> [Exercise details]: Retype the records below exactly as they appear.
— Start of Records supplied —
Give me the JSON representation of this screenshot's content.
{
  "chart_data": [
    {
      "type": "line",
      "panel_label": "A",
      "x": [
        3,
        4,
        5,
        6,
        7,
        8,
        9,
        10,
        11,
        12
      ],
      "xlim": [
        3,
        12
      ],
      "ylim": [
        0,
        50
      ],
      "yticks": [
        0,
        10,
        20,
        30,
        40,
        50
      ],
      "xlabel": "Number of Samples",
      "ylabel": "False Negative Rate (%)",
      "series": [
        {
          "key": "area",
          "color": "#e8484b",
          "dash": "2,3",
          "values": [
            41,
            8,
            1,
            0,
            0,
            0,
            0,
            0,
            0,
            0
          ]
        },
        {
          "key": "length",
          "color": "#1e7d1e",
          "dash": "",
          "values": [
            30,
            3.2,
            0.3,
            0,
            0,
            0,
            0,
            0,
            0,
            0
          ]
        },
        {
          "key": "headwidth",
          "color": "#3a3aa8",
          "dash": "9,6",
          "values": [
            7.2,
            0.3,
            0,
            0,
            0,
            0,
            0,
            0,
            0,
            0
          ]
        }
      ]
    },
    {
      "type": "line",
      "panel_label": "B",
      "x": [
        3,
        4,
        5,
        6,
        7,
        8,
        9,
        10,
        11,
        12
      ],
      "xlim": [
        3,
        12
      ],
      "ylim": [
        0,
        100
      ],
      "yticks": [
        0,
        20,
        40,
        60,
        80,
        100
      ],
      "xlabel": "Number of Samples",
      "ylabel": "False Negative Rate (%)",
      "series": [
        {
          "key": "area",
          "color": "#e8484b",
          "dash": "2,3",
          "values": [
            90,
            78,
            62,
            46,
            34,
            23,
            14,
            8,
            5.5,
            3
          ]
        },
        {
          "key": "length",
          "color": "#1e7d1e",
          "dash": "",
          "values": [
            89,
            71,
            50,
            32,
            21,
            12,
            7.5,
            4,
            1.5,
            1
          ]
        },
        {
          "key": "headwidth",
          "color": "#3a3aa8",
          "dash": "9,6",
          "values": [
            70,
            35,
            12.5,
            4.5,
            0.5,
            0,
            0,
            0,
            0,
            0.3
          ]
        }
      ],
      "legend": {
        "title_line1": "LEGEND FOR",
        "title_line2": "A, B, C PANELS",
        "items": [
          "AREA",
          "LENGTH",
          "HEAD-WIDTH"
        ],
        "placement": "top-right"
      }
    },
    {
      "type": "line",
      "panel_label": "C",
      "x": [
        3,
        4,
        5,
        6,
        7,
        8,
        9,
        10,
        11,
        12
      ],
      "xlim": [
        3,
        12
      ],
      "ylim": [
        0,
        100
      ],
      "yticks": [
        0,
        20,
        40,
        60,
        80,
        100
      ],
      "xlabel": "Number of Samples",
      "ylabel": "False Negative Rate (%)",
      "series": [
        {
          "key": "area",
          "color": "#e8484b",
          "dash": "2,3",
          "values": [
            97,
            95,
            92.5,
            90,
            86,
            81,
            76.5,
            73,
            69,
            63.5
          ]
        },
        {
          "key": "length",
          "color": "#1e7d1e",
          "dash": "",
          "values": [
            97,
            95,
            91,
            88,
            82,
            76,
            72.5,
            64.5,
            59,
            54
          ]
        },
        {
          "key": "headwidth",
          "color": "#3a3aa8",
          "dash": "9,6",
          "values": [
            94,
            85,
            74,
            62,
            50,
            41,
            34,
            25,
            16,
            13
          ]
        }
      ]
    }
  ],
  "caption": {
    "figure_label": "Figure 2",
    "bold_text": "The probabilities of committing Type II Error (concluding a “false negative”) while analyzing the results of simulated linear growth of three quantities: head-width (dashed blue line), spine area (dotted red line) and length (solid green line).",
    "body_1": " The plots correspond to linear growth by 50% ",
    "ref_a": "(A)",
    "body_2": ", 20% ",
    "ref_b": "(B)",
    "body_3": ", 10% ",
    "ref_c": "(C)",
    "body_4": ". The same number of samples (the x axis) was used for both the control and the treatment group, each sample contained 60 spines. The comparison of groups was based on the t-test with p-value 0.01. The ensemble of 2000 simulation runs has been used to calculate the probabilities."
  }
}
— End of Records supplied —
> [Correct result]:
Give me the JSON representation of this screenshot's content.
{
  "chart_data": [
    {
      "type": "line",
      "panel_label": "A",
      "x": [
        3,
        4,
        5,
        6,
        7,
        8,
        9,
        10,
        11,
        12
      ],
      "xlim": [
        3,
        12
      ],
      "ylim": [
        0,
        50
      ],
      "yticks": [
        0,
        10,
        20,
        30,
        40,
        50
      ],
      "xlabel": "Number of Samples",
      "ylabel": "False Negative Rate (%)",
      "series": [
        {
          "key": "area",
          "color": "#e8484b",
          "dash": "2,3",
          "values": [
            41,
            8,
            1,
            0,
            0,
            0,
            0,
            0,
            0,
            0
          ]
        },
        {
          "key": "length",
          "color": "#1e7d1e",
          "dash": "",
          "values": [
            30,
            3.2,
            0.3,
            0,
            0,
            0,
            0,
            0,
            0,
            0
          ]
        },
        {
          "key": "headwidth",
          "color": "#3a3aa8",
          "dash": "9,6",
          "values": [
            7.2,
            0.3,
            0,
            0,
            0,
            0,
            0,
            0,
            0,
            0
          ]
        }
      ]
    },
    {
      "type": "line",
      "panel_label": "B",
      "x": [
        3,
        4,
        5,
        6,
        7,
        8,
        9,
        10,
        11,
        12
      ],
      "xlim": [
        3,
        12
      ],
      "ylim": [
        0,
        100
      ],
      "yticks": [
        0,
        20,
        40,
        60,
        80,
        100
      ],
      "xlabel": "Number of Samples",
      "ylabel": "False Negative Rate (%)",
      "series": [
        {
          "key": "area",
          "color": "#e8484b",
          "dash": "2,3",
          "values": [
            90,
            78,
            62,
            46,
            34,
            23,
            14,
            8,
            5.5,
            3
          ]
        },
        {
          "key": "length",
          "color": "#1e7d1e",
          "dash": "",
          "values": [
            89,
            71,
            50,
            32,
            21,
            12,
            7.5,
            4,
            1.5,
            1
          ]
        },
        {
          "key": "headwidth",
          "color": "#3a3aa8",
          "dash": "9,6",
          "values": [
            70,
            35,
            12.5,
            4.5,
            0.5,
            0,
            0,
            0,
            0,
            0.3
          ]
        }
      ],
      "legend": {
        "title_line1": "LEGEND FOR",
        "title_line2": "A, B, C PANELS",
        "items": [
          "AREA",
          "LENGTH",
          "HEAD-WIDTH"
        ],
        "placement": "top-right"
      }
    },
    {
      "type": "line",
      "panel_label": "C",
      "x": [
        3,
        4,
        5,
        6,
        7,
        8,
        9,
        10,
        11,
        12
      ],
      "xlim": [
        3,
        12
      ],
      "ylim": [
        0,
        100
      ],
      "yticks": [
        0,
        20,
        40,
        60,
        80,
        100
      ],
      "xlabel": "Number of Samples",
      "ylabel": "False Negative Rate (%)",
      "series": [
        {
          "key": "area",
          "color": "#e8484b",
          "dash": "2,3",
          "values": [
            97,
            95,
            92.5,
            90,
            86,
            81,
            76.5,
            73,
            69,
            63.5
          ]
        },
        {
          "key": "length",
          "color": "#1e7d1e",
          "dash": "",
          "values": [
            97,
            95,
            91,
            88,
            82,
            76,
            72.5,
            64.5,
            59,
            54
          ]
        },
        {
          "key": "headwidth",
          "color": "#3a3aa8",
          "dash": "9,6",
          "values": [
            94,
            85,
            74,
            62,
            50,
            41,
            34,
            25,
            16,
            13
          ]
        }
      ]
    }
  ],
  "caption": {
    "figure_label": "Figure 2",
    "bold_text": "The probabilities of committing Type II Error (concluding a “false negative”) while analyzing the results of simulated linear growth of three quantities: head-width (dashed blue line), spine area (dotted red line) and length (solid green line).",
    "body_1": " The plots correspond to linear growth by 50% ",
    "ref_a": "(A)",
    "body_2": ", 20% ",
    "ref_b": "(B)",
    "body_3": ", 10% ",
    "ref_c": "(C)",
    "body_4": ". The same number of samples (the x axis) was used for both the control and the treatment group, each sample contained 60 spines. The comparison of groups was based on the t-test with p-value 0.01. The ensemble of 2000 simulation runs has been used to calculate the probabilities."
  }
}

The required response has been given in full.